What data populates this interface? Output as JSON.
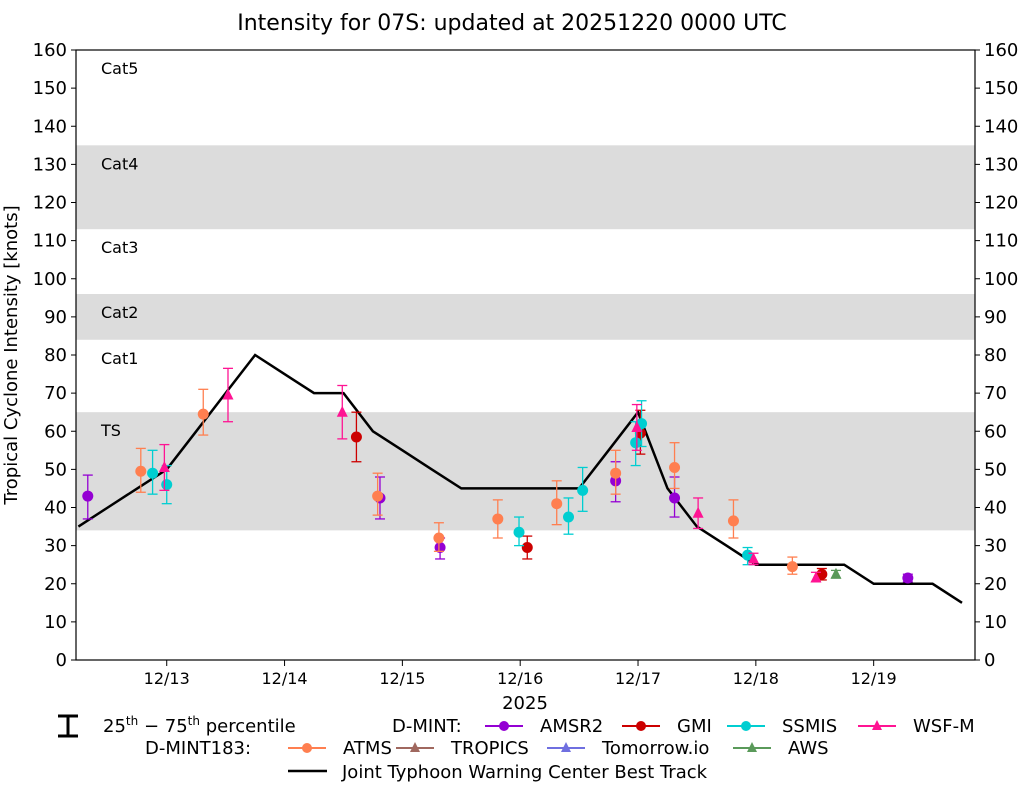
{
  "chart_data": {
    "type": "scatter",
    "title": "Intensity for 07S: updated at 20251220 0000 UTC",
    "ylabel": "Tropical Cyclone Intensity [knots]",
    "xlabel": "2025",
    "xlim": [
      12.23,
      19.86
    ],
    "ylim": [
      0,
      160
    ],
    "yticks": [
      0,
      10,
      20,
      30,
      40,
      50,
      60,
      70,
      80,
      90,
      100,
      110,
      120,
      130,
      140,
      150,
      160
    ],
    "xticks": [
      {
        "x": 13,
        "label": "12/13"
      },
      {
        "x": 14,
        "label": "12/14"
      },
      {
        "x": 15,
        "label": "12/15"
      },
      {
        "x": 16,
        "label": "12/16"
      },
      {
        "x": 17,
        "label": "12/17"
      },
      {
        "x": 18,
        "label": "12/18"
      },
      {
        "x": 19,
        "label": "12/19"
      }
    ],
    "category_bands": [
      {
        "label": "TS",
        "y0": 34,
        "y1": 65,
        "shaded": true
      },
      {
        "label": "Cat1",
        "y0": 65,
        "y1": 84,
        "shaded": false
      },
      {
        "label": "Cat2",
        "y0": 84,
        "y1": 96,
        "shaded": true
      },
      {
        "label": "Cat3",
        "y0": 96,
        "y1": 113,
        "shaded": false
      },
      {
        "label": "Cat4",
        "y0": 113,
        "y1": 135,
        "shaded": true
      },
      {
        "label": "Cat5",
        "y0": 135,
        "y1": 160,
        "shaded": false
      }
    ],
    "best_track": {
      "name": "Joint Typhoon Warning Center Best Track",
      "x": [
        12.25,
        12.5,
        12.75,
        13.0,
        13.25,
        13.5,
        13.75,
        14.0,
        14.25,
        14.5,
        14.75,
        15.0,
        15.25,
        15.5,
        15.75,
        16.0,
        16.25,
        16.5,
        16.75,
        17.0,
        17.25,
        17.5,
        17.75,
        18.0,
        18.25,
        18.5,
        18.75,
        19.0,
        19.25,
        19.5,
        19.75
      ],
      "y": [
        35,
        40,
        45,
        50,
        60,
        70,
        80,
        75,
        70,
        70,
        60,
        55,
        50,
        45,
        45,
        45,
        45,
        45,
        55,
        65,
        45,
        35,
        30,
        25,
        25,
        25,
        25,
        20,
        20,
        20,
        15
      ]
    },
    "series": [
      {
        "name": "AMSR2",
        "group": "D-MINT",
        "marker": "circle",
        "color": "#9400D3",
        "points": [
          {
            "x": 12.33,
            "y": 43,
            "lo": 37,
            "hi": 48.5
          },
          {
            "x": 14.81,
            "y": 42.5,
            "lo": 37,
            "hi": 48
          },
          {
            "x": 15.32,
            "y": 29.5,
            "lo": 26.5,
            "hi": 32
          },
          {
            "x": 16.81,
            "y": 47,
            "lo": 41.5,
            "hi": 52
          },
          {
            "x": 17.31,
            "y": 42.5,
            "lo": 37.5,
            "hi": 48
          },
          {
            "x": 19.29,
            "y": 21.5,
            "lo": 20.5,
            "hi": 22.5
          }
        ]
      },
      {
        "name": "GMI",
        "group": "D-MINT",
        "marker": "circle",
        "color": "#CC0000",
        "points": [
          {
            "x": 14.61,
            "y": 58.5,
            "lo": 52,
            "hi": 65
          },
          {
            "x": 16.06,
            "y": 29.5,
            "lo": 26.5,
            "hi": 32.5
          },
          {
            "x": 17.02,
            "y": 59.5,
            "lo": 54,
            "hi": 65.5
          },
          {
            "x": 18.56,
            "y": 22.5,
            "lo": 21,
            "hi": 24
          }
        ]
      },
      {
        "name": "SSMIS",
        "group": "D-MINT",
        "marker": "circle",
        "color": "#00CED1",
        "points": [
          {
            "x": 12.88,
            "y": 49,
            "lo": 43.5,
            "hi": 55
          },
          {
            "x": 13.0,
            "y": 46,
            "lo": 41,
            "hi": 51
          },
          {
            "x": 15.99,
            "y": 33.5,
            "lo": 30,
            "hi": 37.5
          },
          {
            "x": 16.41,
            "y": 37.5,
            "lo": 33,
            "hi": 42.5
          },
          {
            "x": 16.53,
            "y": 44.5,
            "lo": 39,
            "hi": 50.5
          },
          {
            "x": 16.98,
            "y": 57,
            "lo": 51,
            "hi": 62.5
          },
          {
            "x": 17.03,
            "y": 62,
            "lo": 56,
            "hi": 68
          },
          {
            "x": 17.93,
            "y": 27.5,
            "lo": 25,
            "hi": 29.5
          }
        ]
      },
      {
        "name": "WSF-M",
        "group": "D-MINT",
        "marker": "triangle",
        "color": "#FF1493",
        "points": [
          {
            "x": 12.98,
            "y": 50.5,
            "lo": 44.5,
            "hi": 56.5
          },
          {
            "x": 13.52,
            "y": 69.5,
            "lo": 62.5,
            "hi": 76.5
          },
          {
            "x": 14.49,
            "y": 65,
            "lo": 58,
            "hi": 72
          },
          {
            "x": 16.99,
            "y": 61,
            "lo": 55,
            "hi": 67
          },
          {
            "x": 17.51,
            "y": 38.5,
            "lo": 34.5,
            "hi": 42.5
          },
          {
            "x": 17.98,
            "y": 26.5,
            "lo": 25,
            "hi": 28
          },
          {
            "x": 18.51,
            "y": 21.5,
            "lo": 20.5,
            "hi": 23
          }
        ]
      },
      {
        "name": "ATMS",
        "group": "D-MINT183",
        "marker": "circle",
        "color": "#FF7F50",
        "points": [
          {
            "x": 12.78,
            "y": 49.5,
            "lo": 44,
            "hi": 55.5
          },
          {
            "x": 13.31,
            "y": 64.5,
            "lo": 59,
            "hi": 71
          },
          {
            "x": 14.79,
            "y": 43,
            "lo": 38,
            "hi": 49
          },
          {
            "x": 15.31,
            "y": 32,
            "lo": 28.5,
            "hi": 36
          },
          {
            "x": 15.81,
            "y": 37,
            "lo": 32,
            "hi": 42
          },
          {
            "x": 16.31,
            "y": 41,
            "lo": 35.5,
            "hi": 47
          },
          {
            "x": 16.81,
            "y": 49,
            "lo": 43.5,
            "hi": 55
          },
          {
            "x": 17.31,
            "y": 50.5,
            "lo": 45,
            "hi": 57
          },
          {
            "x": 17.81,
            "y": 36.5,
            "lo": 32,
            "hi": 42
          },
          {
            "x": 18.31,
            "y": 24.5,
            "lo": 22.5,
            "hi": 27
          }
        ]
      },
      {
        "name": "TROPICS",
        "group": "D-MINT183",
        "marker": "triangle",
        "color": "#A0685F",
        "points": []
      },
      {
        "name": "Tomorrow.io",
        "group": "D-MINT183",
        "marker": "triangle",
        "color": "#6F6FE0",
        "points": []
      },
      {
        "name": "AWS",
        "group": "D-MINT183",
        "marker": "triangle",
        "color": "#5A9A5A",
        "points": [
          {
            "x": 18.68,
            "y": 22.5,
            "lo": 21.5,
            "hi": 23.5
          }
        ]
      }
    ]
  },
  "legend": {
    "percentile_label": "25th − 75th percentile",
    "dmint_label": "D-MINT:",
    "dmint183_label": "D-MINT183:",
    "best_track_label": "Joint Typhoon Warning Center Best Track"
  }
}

★ ★ ★ ★

### Problem description:
Pick each line holding the word "name" out of the data and copy it.

### Expected output:
      "name": "Joint Typhoon Warning Center Best Track",
        "name": "AMSR2",
        "name": "GMI",
        "name": "SSMIS",
        "name": "WSF-M",
        "name": "ATMS",
        "name": "TROPICS",
        "name": "Tomorrow.io",
        "name": "AWS",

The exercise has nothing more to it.